抜粋:
--------------------

発表

1A-086

幼児の交通行動と親の行動の関係2
-定点観察調査の結果より-

[責任発表者] 水野 智美:1
[連名発表者・登壇者] 西館 有沙:2, 徳田 克己:3
1:筑波大学, 2:富山大学, 3:子ども支援研究所

目的
 横断歩道や歩道上において,幼児を連れた保護者が子どものモデルにならない行動をどの程度行っているのかを定点観察調査によって明らかにしたい。具体的には,幼児を連れた保護者が子どもと一緒に横断歩道上を信号無視して渡るケース,歩行者用信号が点滅した後に子どもと一緒に横断を始めた(以下,点滅信号後の横断)ケース,子どもと一緒に歩きながらスマートフォンをしているケースがどの程度いるのかを計測する。また,幼児を連れた保護者がその他にどのような不適切な行動を交通場面でしているのかを確認する。

--------------------

課題: 幼児の交通行動についての発表では、保護者の行動をどんな方法で調べるとしていますか。 このデータは、上の文章とは別の資料です。

ページ構造の解析データ:
--------------------

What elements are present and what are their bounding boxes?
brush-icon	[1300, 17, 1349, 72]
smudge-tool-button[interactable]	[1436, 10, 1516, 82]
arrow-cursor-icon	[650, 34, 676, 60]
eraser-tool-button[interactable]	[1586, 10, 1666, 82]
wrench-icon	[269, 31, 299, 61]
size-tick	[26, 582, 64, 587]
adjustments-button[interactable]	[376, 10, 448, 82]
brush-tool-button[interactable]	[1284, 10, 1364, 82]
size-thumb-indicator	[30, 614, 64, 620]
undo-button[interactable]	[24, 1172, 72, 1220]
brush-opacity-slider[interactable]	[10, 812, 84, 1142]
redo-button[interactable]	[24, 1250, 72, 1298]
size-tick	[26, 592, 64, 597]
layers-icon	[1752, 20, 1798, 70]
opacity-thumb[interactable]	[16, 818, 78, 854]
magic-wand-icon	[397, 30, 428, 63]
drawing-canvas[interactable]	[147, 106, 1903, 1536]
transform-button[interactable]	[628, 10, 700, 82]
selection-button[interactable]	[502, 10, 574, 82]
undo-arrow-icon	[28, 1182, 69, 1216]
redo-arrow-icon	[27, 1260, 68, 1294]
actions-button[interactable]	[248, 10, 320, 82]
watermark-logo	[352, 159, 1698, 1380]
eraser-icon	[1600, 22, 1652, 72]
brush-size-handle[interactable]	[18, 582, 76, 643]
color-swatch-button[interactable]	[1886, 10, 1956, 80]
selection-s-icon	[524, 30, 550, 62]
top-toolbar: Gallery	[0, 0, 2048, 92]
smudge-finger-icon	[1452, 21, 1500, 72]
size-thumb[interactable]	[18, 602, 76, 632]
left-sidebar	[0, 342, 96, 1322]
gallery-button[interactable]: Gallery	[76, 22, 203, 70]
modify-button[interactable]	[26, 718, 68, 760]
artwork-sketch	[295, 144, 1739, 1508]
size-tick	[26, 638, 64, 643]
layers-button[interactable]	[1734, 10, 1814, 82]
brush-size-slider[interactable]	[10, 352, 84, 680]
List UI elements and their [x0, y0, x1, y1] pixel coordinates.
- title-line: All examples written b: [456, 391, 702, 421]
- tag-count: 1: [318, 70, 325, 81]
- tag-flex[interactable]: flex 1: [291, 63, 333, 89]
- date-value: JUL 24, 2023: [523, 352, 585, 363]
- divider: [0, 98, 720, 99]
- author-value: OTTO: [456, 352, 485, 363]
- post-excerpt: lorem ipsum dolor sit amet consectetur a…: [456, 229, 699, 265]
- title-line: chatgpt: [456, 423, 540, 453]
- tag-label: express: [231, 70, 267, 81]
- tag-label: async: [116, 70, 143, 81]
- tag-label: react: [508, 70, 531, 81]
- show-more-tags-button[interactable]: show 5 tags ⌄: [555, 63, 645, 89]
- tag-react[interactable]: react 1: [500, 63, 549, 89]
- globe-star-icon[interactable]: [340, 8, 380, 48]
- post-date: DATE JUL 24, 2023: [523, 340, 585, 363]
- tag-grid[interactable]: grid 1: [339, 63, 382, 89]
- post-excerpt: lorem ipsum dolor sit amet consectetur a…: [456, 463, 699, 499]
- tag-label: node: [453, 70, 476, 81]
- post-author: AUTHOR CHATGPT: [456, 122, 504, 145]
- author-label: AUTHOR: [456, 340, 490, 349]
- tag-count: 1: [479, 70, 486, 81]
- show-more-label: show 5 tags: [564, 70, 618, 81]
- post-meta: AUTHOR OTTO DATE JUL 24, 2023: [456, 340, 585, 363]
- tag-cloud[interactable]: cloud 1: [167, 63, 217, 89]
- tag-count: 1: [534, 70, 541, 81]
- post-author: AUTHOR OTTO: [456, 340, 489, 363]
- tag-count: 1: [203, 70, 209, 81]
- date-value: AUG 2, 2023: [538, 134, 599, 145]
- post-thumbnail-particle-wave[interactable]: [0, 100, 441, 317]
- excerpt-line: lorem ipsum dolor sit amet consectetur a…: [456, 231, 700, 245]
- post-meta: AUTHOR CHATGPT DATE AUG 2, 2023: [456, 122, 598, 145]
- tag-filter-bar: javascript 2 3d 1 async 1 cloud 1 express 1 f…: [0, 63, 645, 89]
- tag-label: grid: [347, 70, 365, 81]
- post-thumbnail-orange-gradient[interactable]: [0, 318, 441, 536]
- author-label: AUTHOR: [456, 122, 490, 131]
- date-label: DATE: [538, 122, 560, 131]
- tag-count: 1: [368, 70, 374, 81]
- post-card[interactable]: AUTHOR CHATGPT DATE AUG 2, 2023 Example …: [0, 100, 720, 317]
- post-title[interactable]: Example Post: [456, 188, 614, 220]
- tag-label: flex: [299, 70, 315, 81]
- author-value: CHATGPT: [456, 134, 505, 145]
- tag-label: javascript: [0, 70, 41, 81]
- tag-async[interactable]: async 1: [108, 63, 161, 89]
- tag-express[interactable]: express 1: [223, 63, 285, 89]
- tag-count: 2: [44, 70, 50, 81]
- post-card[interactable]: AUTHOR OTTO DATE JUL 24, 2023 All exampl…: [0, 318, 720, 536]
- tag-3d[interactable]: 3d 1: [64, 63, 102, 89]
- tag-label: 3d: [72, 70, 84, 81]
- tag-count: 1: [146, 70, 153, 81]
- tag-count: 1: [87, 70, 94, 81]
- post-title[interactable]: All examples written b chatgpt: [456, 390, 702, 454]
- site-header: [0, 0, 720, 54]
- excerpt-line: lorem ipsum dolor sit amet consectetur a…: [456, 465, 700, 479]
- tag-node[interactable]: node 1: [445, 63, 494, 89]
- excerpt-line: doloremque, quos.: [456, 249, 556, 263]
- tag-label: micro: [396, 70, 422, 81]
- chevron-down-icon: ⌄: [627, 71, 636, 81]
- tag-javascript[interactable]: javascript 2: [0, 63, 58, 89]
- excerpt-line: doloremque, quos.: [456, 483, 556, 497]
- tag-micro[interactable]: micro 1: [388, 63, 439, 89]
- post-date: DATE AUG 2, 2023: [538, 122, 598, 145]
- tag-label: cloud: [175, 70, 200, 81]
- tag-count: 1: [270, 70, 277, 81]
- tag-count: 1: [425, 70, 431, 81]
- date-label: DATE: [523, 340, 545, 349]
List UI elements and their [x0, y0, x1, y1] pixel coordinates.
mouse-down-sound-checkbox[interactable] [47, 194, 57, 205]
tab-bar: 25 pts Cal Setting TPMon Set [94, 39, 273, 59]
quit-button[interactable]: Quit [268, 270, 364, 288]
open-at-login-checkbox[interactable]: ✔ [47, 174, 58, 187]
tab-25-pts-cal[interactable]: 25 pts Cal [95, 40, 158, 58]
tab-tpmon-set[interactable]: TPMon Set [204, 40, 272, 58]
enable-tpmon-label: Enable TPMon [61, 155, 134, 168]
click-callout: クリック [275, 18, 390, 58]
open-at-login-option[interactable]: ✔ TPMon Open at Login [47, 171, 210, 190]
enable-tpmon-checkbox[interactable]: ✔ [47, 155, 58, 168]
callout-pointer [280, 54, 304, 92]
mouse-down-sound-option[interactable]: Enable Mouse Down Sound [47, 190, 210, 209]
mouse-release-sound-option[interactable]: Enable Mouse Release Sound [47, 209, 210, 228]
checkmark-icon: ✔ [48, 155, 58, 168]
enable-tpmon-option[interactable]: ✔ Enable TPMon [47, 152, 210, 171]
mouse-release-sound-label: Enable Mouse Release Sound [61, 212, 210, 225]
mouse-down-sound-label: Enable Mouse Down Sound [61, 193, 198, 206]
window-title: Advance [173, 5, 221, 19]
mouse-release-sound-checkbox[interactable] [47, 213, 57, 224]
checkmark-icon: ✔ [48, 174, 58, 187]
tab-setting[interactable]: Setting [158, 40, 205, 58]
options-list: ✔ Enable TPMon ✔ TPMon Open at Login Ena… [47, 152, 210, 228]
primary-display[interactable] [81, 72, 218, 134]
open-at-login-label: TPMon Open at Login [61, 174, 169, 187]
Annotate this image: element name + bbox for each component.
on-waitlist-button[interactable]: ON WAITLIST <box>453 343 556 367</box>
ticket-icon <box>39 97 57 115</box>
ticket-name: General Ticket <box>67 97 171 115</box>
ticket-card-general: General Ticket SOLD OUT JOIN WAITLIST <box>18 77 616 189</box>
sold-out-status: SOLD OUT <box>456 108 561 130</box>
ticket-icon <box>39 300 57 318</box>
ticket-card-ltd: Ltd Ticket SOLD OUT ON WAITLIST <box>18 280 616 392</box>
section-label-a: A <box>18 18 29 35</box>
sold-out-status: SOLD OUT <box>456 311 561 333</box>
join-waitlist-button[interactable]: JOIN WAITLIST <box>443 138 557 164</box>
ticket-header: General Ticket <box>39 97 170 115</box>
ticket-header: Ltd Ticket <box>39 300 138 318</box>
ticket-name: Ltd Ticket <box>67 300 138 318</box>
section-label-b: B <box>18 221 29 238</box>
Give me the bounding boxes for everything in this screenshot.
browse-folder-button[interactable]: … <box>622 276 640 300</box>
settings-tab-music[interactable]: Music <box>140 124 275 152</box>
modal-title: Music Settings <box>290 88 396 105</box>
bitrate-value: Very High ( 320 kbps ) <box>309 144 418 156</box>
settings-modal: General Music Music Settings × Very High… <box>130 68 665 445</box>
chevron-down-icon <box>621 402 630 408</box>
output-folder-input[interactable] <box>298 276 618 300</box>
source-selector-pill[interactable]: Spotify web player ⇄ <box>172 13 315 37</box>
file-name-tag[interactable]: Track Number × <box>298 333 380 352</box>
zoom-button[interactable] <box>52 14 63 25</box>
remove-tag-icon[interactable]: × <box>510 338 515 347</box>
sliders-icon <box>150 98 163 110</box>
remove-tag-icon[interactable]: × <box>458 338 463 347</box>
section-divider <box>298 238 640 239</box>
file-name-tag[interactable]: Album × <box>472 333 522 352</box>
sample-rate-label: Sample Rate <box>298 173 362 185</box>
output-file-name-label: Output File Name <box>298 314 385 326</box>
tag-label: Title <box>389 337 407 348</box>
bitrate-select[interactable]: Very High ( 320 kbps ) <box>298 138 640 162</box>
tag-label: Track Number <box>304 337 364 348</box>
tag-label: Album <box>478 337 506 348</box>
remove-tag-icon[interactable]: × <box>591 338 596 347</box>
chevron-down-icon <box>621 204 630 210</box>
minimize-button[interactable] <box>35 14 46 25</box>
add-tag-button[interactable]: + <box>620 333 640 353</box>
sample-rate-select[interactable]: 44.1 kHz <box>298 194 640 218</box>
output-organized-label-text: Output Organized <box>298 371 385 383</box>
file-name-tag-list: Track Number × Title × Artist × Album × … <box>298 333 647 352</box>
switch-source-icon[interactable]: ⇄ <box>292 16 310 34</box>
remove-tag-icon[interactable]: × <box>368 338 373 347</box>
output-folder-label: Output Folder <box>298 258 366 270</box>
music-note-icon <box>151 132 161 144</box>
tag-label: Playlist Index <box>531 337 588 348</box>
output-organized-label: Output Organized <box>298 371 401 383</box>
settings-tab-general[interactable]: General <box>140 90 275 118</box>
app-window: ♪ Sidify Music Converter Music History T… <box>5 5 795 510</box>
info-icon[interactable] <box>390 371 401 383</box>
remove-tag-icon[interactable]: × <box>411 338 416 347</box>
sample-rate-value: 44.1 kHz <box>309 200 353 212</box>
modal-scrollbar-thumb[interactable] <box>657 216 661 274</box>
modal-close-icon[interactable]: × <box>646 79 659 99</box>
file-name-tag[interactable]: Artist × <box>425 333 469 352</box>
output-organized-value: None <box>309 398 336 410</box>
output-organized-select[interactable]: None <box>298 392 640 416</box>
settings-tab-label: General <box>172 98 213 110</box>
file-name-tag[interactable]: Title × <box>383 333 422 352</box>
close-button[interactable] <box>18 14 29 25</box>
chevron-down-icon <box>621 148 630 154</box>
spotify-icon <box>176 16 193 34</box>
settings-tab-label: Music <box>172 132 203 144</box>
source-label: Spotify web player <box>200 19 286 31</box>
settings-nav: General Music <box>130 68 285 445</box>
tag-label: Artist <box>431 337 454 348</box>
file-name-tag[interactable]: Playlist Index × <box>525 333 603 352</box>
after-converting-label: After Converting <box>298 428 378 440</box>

--------------------

解答: 定点観察調査で調べるとしています。